**Stated problem**
Pull out every line in the data that has the string "schůzi" in it.

**Information supplied**
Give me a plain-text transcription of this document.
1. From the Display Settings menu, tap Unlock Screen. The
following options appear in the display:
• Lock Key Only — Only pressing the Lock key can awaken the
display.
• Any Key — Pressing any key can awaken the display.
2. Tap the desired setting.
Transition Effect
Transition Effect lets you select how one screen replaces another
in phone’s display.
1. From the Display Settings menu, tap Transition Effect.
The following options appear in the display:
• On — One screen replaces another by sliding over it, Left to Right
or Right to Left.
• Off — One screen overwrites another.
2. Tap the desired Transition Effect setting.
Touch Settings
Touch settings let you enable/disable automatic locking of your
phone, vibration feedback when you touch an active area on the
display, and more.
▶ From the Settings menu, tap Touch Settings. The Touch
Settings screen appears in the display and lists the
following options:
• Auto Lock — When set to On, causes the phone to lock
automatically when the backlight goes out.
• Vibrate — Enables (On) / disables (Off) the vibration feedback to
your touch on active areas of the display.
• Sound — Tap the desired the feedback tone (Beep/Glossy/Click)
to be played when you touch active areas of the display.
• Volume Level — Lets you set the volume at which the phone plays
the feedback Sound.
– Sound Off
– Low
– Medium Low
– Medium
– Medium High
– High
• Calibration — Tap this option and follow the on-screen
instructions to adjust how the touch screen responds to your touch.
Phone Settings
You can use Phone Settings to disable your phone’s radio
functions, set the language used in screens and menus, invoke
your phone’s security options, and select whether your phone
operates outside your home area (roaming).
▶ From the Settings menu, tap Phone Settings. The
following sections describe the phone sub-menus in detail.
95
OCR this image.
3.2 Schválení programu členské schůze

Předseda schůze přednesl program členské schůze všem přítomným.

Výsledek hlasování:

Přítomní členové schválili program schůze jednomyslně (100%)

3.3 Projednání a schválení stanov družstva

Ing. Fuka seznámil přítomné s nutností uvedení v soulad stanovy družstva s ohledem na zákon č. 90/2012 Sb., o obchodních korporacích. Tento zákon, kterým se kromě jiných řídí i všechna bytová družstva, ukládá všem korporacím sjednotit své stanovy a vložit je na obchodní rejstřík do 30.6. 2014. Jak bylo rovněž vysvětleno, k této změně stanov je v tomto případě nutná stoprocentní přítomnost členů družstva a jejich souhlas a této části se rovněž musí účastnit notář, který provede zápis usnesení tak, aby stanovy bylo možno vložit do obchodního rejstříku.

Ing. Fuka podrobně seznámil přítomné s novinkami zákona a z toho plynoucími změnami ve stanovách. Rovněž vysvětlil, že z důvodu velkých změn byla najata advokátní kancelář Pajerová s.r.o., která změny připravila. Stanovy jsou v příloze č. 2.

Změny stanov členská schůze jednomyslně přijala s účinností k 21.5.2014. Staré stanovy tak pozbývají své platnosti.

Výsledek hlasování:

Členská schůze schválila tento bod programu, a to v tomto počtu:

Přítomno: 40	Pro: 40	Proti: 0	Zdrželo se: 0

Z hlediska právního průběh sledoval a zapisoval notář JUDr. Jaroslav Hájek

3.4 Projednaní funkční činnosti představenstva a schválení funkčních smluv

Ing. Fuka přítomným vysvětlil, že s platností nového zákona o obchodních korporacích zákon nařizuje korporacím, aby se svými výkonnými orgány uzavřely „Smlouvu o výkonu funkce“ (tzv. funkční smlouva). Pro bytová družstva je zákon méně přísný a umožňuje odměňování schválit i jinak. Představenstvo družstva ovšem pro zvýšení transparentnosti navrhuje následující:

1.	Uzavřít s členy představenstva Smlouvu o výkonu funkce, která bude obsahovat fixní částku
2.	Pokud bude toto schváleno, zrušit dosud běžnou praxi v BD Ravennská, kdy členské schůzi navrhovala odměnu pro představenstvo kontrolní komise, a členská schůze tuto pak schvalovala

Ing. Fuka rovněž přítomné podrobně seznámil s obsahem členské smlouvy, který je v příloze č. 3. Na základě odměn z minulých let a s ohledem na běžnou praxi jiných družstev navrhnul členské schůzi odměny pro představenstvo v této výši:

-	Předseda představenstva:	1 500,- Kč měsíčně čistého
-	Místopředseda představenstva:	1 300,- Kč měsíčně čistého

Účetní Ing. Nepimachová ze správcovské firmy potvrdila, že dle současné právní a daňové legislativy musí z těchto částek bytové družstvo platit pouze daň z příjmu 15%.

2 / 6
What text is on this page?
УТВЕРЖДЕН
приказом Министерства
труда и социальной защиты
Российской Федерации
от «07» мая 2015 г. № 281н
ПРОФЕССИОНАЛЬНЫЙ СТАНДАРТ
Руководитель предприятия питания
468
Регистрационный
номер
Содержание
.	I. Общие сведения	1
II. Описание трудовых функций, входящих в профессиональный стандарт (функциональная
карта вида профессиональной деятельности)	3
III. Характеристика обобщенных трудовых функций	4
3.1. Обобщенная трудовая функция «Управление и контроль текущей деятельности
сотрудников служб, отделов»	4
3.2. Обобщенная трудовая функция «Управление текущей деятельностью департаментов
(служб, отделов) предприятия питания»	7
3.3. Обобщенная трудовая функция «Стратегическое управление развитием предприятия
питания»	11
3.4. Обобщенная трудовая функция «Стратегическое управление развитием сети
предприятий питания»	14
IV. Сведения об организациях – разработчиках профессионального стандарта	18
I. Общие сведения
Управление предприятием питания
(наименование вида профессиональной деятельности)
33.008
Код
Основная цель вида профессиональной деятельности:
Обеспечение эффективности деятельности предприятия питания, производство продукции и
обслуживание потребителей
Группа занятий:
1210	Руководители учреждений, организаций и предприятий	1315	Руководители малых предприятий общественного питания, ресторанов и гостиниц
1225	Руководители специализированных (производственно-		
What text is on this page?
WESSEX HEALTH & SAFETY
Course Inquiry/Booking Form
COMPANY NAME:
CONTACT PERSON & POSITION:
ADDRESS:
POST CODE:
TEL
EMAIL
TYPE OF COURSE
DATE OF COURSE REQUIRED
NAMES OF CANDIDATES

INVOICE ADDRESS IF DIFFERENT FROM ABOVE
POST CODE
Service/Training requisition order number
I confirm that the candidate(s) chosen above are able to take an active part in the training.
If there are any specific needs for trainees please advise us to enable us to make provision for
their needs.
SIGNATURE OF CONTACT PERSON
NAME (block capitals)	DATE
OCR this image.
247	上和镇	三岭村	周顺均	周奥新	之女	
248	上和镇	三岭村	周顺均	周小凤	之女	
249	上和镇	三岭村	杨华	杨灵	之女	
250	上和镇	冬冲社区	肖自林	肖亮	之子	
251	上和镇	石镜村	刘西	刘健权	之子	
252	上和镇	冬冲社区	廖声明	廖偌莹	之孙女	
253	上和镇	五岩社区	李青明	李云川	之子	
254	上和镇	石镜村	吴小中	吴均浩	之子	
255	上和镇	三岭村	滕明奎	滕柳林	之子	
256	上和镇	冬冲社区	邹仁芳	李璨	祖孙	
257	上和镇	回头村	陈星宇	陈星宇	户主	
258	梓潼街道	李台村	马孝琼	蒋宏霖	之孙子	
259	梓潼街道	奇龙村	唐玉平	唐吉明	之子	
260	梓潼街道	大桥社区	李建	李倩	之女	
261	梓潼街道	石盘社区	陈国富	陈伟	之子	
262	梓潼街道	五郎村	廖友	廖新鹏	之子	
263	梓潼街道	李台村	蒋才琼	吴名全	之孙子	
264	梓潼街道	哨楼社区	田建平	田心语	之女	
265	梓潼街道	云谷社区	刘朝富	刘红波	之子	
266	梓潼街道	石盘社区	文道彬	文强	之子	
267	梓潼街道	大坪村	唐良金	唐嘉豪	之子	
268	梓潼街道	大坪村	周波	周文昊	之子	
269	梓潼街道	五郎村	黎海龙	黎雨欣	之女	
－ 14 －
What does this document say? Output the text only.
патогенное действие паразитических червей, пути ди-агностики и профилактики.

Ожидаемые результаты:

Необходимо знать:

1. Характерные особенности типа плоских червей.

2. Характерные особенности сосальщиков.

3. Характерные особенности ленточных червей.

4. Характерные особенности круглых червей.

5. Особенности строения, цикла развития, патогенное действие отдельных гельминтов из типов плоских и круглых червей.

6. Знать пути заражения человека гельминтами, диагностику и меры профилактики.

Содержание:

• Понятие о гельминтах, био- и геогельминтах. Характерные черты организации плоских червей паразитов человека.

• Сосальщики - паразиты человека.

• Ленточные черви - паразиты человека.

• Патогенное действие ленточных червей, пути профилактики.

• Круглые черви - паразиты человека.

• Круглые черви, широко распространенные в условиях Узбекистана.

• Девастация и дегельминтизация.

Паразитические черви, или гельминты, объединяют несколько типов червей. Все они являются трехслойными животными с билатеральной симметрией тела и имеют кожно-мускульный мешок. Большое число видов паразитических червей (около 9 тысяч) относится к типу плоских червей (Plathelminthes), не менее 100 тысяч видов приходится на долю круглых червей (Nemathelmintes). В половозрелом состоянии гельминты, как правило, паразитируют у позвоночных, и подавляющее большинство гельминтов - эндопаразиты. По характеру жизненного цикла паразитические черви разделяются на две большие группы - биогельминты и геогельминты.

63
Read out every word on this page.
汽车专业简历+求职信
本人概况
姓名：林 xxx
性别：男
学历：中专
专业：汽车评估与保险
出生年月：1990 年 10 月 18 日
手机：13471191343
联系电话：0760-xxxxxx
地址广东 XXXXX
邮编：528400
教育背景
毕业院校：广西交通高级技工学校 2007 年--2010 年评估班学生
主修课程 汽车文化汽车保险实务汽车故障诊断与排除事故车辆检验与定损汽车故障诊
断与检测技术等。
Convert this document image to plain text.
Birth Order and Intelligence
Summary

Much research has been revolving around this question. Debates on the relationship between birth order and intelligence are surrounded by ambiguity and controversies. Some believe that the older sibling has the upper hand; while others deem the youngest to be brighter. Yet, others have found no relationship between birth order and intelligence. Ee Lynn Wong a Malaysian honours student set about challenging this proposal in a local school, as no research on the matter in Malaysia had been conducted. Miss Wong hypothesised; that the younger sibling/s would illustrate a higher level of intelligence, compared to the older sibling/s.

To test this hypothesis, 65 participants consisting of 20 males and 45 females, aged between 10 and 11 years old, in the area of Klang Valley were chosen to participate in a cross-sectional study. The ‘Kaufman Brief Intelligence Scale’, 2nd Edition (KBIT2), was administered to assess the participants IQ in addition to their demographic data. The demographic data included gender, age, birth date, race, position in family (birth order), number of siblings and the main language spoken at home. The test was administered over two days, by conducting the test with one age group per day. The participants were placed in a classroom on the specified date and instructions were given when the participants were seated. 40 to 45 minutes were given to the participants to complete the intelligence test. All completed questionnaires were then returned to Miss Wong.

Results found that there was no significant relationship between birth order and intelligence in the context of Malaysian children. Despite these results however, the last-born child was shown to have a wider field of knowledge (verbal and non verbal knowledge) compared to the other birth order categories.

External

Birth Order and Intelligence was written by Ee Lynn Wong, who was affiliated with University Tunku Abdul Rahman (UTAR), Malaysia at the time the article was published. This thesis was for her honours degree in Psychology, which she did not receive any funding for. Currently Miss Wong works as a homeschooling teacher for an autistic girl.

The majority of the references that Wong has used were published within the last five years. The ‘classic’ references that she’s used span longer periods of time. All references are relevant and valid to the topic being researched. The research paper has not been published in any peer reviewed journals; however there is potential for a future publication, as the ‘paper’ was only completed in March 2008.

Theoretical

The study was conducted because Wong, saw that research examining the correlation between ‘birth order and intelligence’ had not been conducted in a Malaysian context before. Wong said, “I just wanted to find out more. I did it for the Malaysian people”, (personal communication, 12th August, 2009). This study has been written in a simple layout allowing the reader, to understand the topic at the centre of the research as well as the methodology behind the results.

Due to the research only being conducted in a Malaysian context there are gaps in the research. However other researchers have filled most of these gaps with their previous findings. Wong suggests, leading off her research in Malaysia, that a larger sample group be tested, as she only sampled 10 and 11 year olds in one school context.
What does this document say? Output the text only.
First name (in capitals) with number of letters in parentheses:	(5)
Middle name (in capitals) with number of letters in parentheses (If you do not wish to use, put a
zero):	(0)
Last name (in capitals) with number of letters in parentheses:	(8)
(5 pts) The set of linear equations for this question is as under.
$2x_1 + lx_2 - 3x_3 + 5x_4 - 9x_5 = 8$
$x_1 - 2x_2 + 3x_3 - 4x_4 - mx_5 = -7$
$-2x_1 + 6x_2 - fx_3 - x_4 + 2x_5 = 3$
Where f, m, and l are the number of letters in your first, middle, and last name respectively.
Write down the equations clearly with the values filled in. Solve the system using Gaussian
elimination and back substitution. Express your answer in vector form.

**The result**
2.	Pokud bude toto schváleno, zrušit dosud běžnou praxi v BD Ravennská, kdy členské schůzi navrhovala odměnu pro představenstvo kontrolní komise, a členská schůze tuto pak schvalovala
Ing. Fuka rovněž přítomné podrobně seznámil s obsahem členské smlouvy, který je v příloze č. 3. Na základě odměn z minulých let a s ohledem na běžnou praxi jiných družstev navrhnul členské schůzi odměny pro představenstvo v této výši:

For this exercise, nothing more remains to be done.